Listing =
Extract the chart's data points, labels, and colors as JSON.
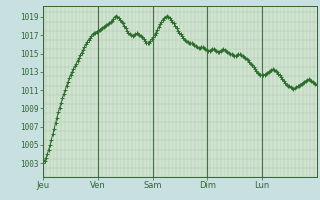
{
  "bg_color": "#c8e0e0",
  "plot_bg_color": "#dbeadb",
  "line_color": "#2d6e2d",
  "marker_color": "#2d6e2d",
  "yticks": [
    1003,
    1005,
    1007,
    1009,
    1011,
    1013,
    1015,
    1017,
    1019
  ],
  "ylim": [
    1001.5,
    1020.2
  ],
  "xtick_labels": [
    "Jeu",
    "Ven",
    "Sam",
    "Dim",
    "Lun"
  ],
  "xtick_positions": [
    0.0,
    0.2,
    0.4,
    0.6,
    0.8
  ],
  "grid_color": "#a8c8a8",
  "vline_color": "#4a6e4a",
  "pressure_data": [
    1003.0,
    1003.3,
    1003.6,
    1004.0,
    1004.5,
    1005.0,
    1005.6,
    1006.2,
    1006.8,
    1007.4,
    1008.0,
    1008.6,
    1009.1,
    1009.6,
    1010.1,
    1010.6,
    1011.0,
    1011.5,
    1011.9,
    1012.3,
    1012.7,
    1013.0,
    1013.3,
    1013.6,
    1013.9,
    1014.2,
    1014.5,
    1014.8,
    1015.1,
    1015.4,
    1015.7,
    1016.0,
    1016.3,
    1016.5,
    1016.7,
    1016.9,
    1017.1,
    1017.2,
    1017.3,
    1017.4,
    1017.5,
    1017.6,
    1017.7,
    1017.8,
    1017.9,
    1018.0,
    1018.1,
    1018.2,
    1018.3,
    1018.4,
    1018.6,
    1018.8,
    1019.0,
    1019.1,
    1019.0,
    1018.9,
    1018.7,
    1018.5,
    1018.3,
    1018.0,
    1017.8,
    1017.5,
    1017.3,
    1017.1,
    1017.0,
    1016.9,
    1017.0,
    1017.1,
    1017.2,
    1017.1,
    1017.0,
    1016.9,
    1016.8,
    1016.6,
    1016.4,
    1016.2,
    1016.1,
    1016.2,
    1016.4,
    1016.6,
    1016.8,
    1017.0,
    1017.3,
    1017.6,
    1017.9,
    1018.2,
    1018.5,
    1018.7,
    1018.9,
    1019.0,
    1019.1,
    1019.0,
    1018.9,
    1018.7,
    1018.5,
    1018.3,
    1018.0,
    1017.8,
    1017.5,
    1017.3,
    1017.1,
    1016.9,
    1016.7,
    1016.5,
    1016.4,
    1016.3,
    1016.2,
    1016.2,
    1016.1,
    1016.0,
    1015.9,
    1015.8,
    1015.7,
    1015.6,
    1015.6,
    1015.7,
    1015.7,
    1015.6,
    1015.5,
    1015.4,
    1015.3,
    1015.3,
    1015.4,
    1015.5,
    1015.5,
    1015.4,
    1015.3,
    1015.2,
    1015.2,
    1015.3,
    1015.4,
    1015.5,
    1015.4,
    1015.3,
    1015.2,
    1015.1,
    1015.0,
    1014.9,
    1014.8,
    1014.7,
    1014.7,
    1014.8,
    1014.9,
    1014.9,
    1014.8,
    1014.7,
    1014.6,
    1014.5,
    1014.4,
    1014.3,
    1014.1,
    1013.9,
    1013.7,
    1013.5,
    1013.3,
    1013.1,
    1012.9,
    1012.8,
    1012.7,
    1012.6,
    1012.6,
    1012.7,
    1012.8,
    1012.9,
    1013.0,
    1013.1,
    1013.2,
    1013.3,
    1013.2,
    1013.1,
    1013.0,
    1012.8,
    1012.6,
    1012.4,
    1012.2,
    1012.0,
    1011.8,
    1011.6,
    1011.5,
    1011.4,
    1011.3,
    1011.2,
    1011.1,
    1011.2,
    1011.3,
    1011.4,
    1011.5,
    1011.6,
    1011.7,
    1011.8,
    1011.9,
    1012.0,
    1012.1,
    1012.2,
    1012.1,
    1012.0,
    1011.9,
    1011.8,
    1011.7,
    1011.6
  ]
}
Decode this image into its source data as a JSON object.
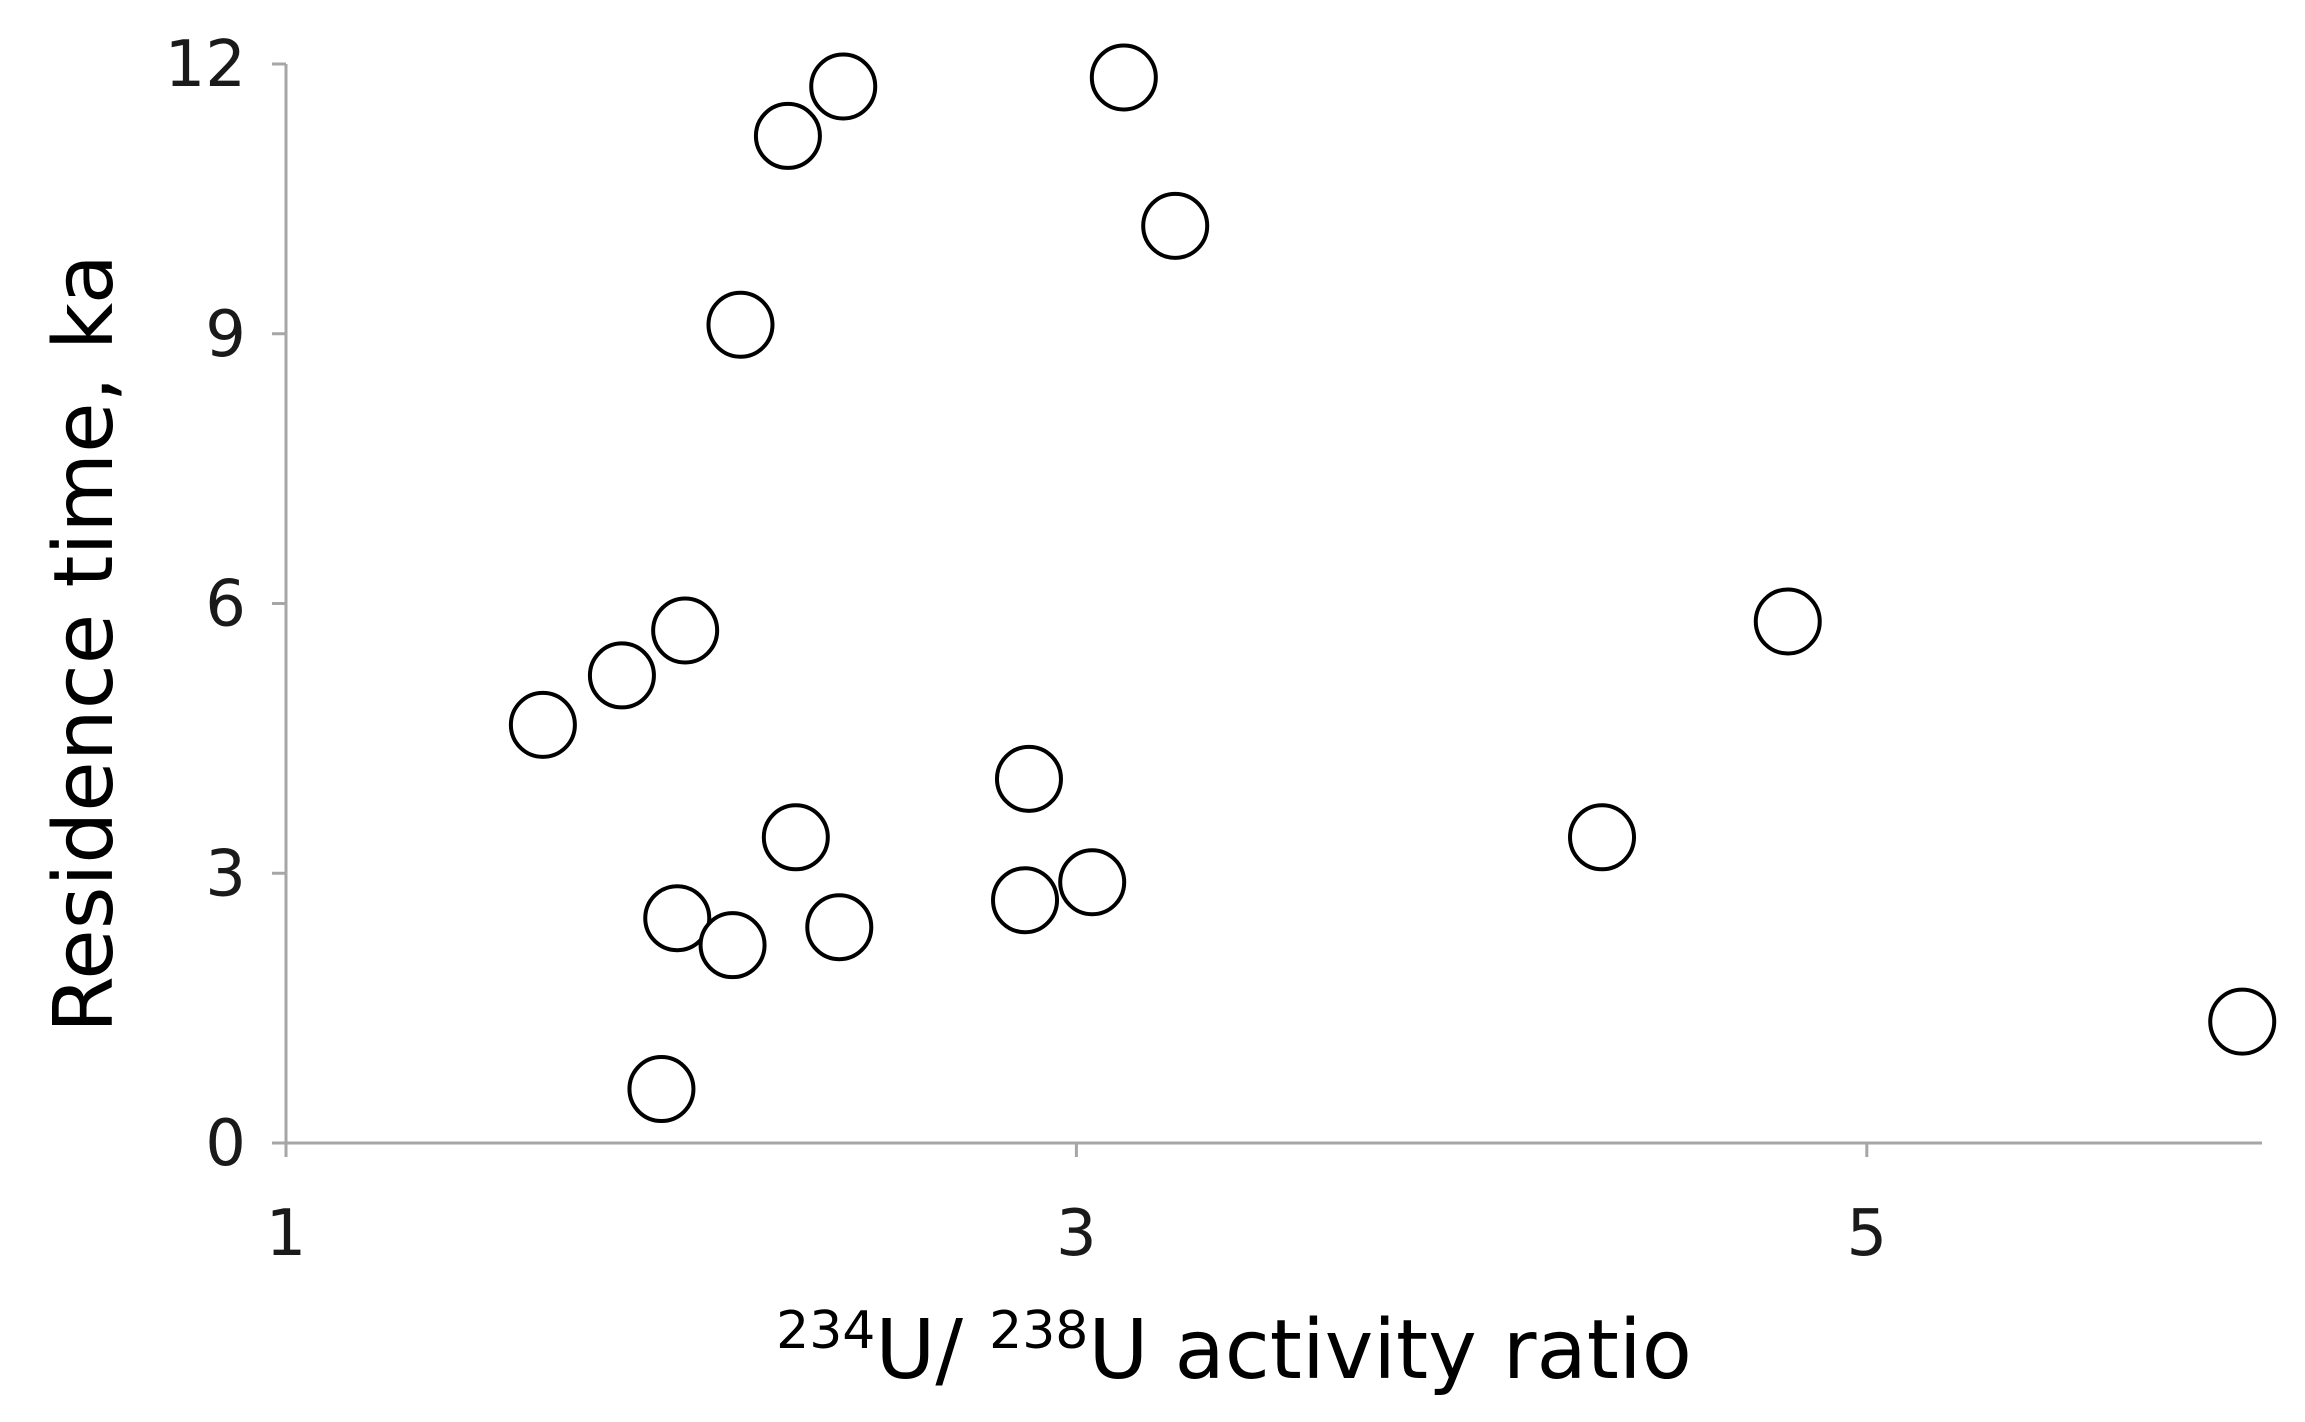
{
  "chart_data": {
    "type": "scatter",
    "title": "",
    "xlabel": {
      "parts": [
        {
          "sup": "234"
        },
        {
          "text": "U/ "
        },
        {
          "sup": "238"
        },
        {
          "text": "U activity ratio"
        }
      ]
    },
    "ylabel": "Residence time, ka",
    "xlim": [
      1,
      6.0
    ],
    "ylim": [
      0,
      12
    ],
    "xticks": [
      1,
      3,
      5
    ],
    "yticks": [
      0,
      3,
      6,
      9,
      12
    ],
    "grid": false,
    "marker": "open-circle",
    "colors": {
      "axis": "#a6a6a6",
      "marker_stroke": "#000000",
      "marker_fill": "#ffffff"
    },
    "points": [
      {
        "x": 1.65,
        "y": 4.65
      },
      {
        "x": 1.85,
        "y": 5.2
      },
      {
        "x": 2.01,
        "y": 5.7
      },
      {
        "x": 1.95,
        "y": 0.6
      },
      {
        "x": 1.99,
        "y": 2.5
      },
      {
        "x": 2.13,
        "y": 2.2
      },
      {
        "x": 2.15,
        "y": 9.1
      },
      {
        "x": 2.27,
        "y": 11.2
      },
      {
        "x": 2.29,
        "y": 3.4
      },
      {
        "x": 2.41,
        "y": 11.75
      },
      {
        "x": 2.4,
        "y": 2.4
      },
      {
        "x": 2.88,
        "y": 4.05
      },
      {
        "x": 2.87,
        "y": 2.7
      },
      {
        "x": 3.04,
        "y": 2.9
      },
      {
        "x": 3.12,
        "y": 11.85
      },
      {
        "x": 3.25,
        "y": 10.2
      },
      {
        "x": 4.33,
        "y": 3.4
      },
      {
        "x": 4.8,
        "y": 5.8
      },
      {
        "x": 5.95,
        "y": 1.35
      }
    ]
  }
}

What you have to do =
Go through the listing above and work out how many lines contain the string "colors". Reply with the number alone.

Answer to the problem =
2